:: Your goal ::
Can you format the listing as a numbered list, leaving out any blank lines, starting at the line that contains "svg-text:800: 800 bbox=[2031, 620, 2058, 638]" and stopping after the line that contains "svg-text:600: 600 bbox=[1613, 462, 1641, 480]"?

─── Record excerpts ───

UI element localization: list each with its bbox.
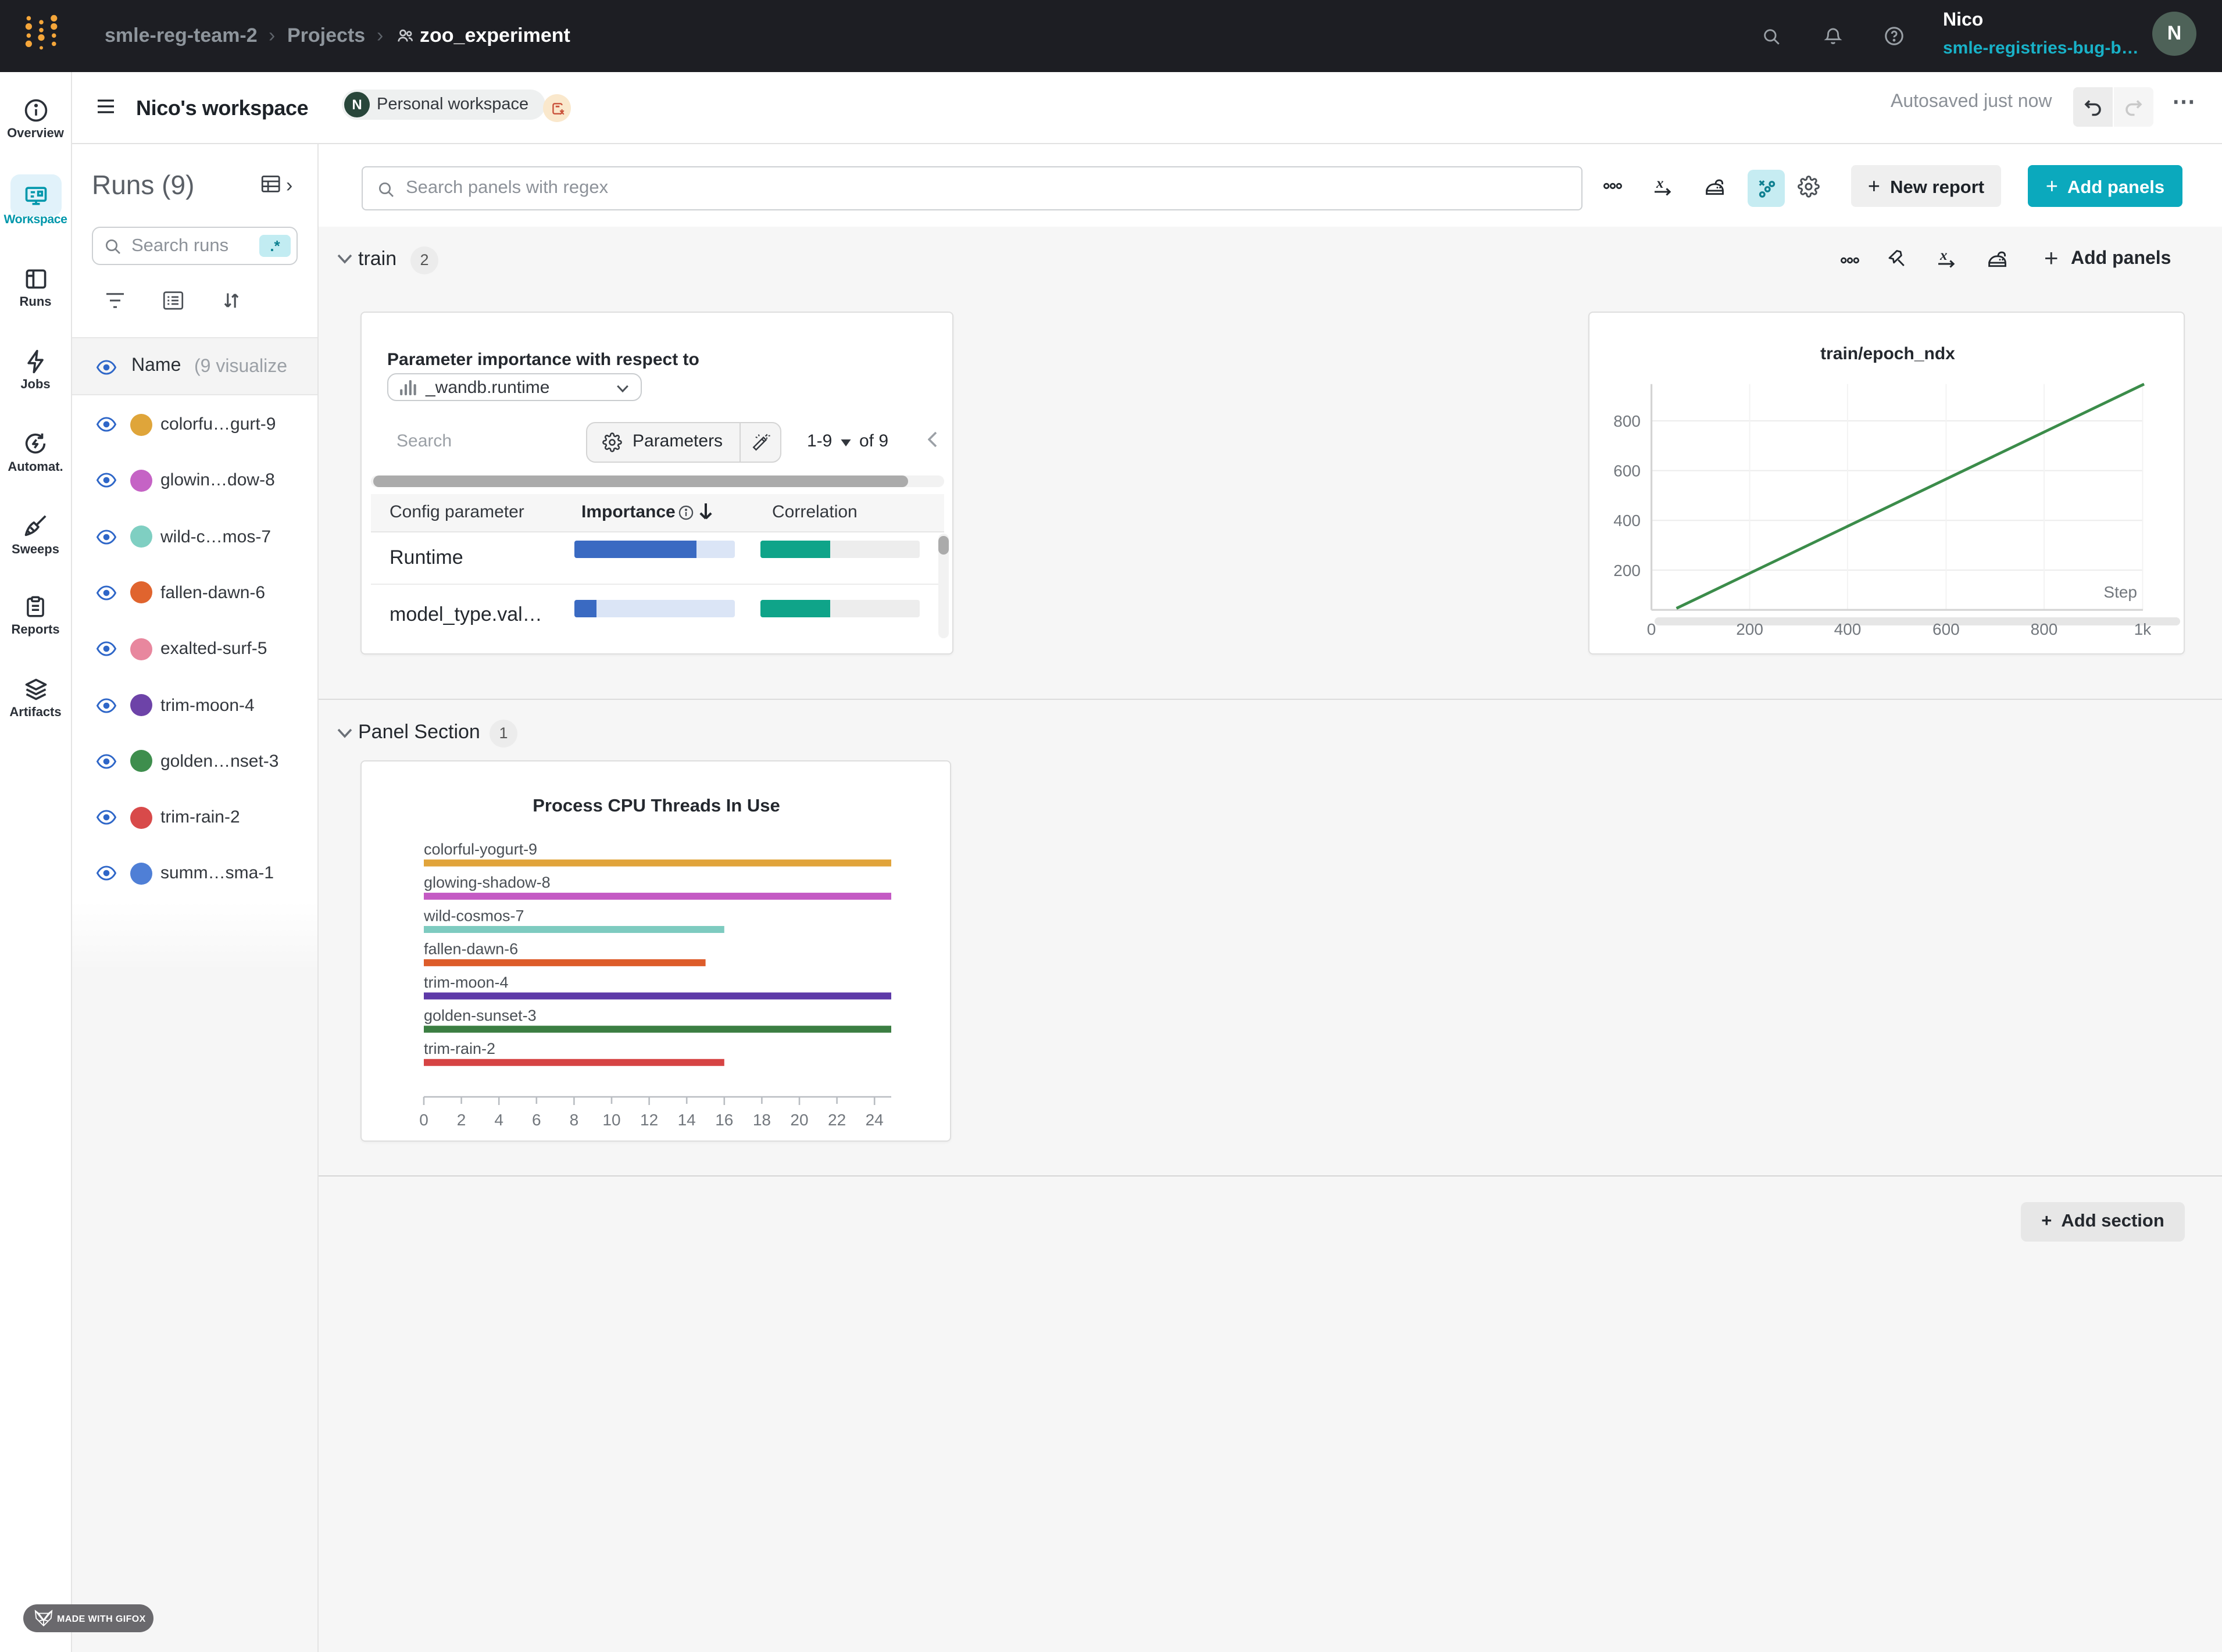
svg-text:800: 800 bbox=[2031, 620, 2058, 638]
svg-text:600: 600 bbox=[1932, 620, 1960, 638]
svg-text:22: 22 bbox=[827, 1111, 845, 1129]
svg-text:x: x bbox=[1656, 175, 1664, 191]
svg-text:200: 200 bbox=[1736, 620, 1763, 638]
svg-text:1k: 1k bbox=[2134, 620, 2152, 638]
svg-text:10: 10 bbox=[602, 1111, 620, 1129]
svg-text:14: 14 bbox=[677, 1111, 695, 1129]
svg-text:wild-cosmos-7: wild-cosmos-7 bbox=[423, 907, 524, 924]
svg-text:golden-sunset-3: golden-sunset-3 bbox=[423, 1007, 536, 1024]
svg-text:18: 18 bbox=[752, 1111, 770, 1129]
svg-text:glowing-shadow-8: glowing-shadow-8 bbox=[423, 874, 550, 891]
svg-text:24: 24 bbox=[865, 1111, 883, 1129]
svg-text:16: 16 bbox=[715, 1111, 733, 1129]
svg-text:2: 2 bbox=[456, 1111, 466, 1129]
svg-text:colorful-yogurt-9: colorful-yogurt-9 bbox=[423, 841, 537, 858]
svg-text:400: 400 bbox=[1613, 512, 1641, 530]
svg-text:12: 12 bbox=[640, 1111, 658, 1129]
svg-text:800: 800 bbox=[1613, 412, 1641, 430]
svg-text:0: 0 bbox=[419, 1111, 428, 1129]
svg-text:600: 600 bbox=[1613, 462, 1641, 480]
svg-text:trim-moon-4: trim-moon-4 bbox=[423, 974, 508, 991]
svg-text:200: 200 bbox=[1613, 562, 1641, 580]
svg-text:x: x bbox=[1939, 248, 1948, 263]
svg-text:400: 400 bbox=[1834, 620, 1862, 638]
svg-text:trim-rain-2: trim-rain-2 bbox=[423, 1040, 495, 1057]
svg-text:4: 4 bbox=[494, 1111, 503, 1129]
svg-text:20: 20 bbox=[790, 1111, 808, 1129]
svg-text:Step: Step bbox=[2103, 583, 2137, 601]
svg-text:fallen-dawn-6: fallen-dawn-6 bbox=[423, 941, 517, 958]
svg-text:0: 0 bbox=[1647, 620, 1656, 638]
svg-text:6: 6 bbox=[531, 1111, 541, 1129]
svg-text:8: 8 bbox=[569, 1111, 578, 1129]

───

:: Solution ::
1. svg-text:800: 800 bbox=[2031, 620, 2058, 638]
2. svg-text:600: 600 bbox=[1932, 620, 1960, 638]
3. svg-text:22: 22 bbox=[827, 1111, 845, 1129]
4. svg-text:x: x bbox=[1656, 175, 1664, 191]
5. svg-text:200: 200 bbox=[1736, 620, 1763, 638]
6. svg-text:1k: 1k bbox=[2134, 620, 2152, 638]
7. svg-text:10: 10 bbox=[602, 1111, 620, 1129]
8. svg-text:14: 14 bbox=[677, 1111, 695, 1129]
9. svg-text:wild-cosmos-7: wild-cosmos-7 bbox=[423, 907, 524, 924]
10. svg-text:golden-sunset-3: golden-sunset-3 bbox=[423, 1007, 536, 1024]
11. svg-text:18: 18 bbox=[752, 1111, 770, 1129]
12. svg-text:glowing-shadow-8: glowing-shadow-8 bbox=[423, 874, 550, 891]
13. svg-text:24: 24 bbox=[865, 1111, 883, 1129]
14. svg-text:16: 16 bbox=[715, 1111, 733, 1129]
15. svg-text:2: 2 bbox=[456, 1111, 466, 1129]
16. svg-text:colorful-yogurt-9: colorful-yogurt-9 bbox=[423, 841, 537, 858]
17. svg-text:400: 400 bbox=[1613, 512, 1641, 530]
18. svg-text:12: 12 bbox=[640, 1111, 658, 1129]
19. svg-text:800: 800 bbox=[1613, 412, 1641, 430]
20. svg-text:0: 0 bbox=[419, 1111, 428, 1129]
21. svg-text:600: 600 bbox=[1613, 462, 1641, 480]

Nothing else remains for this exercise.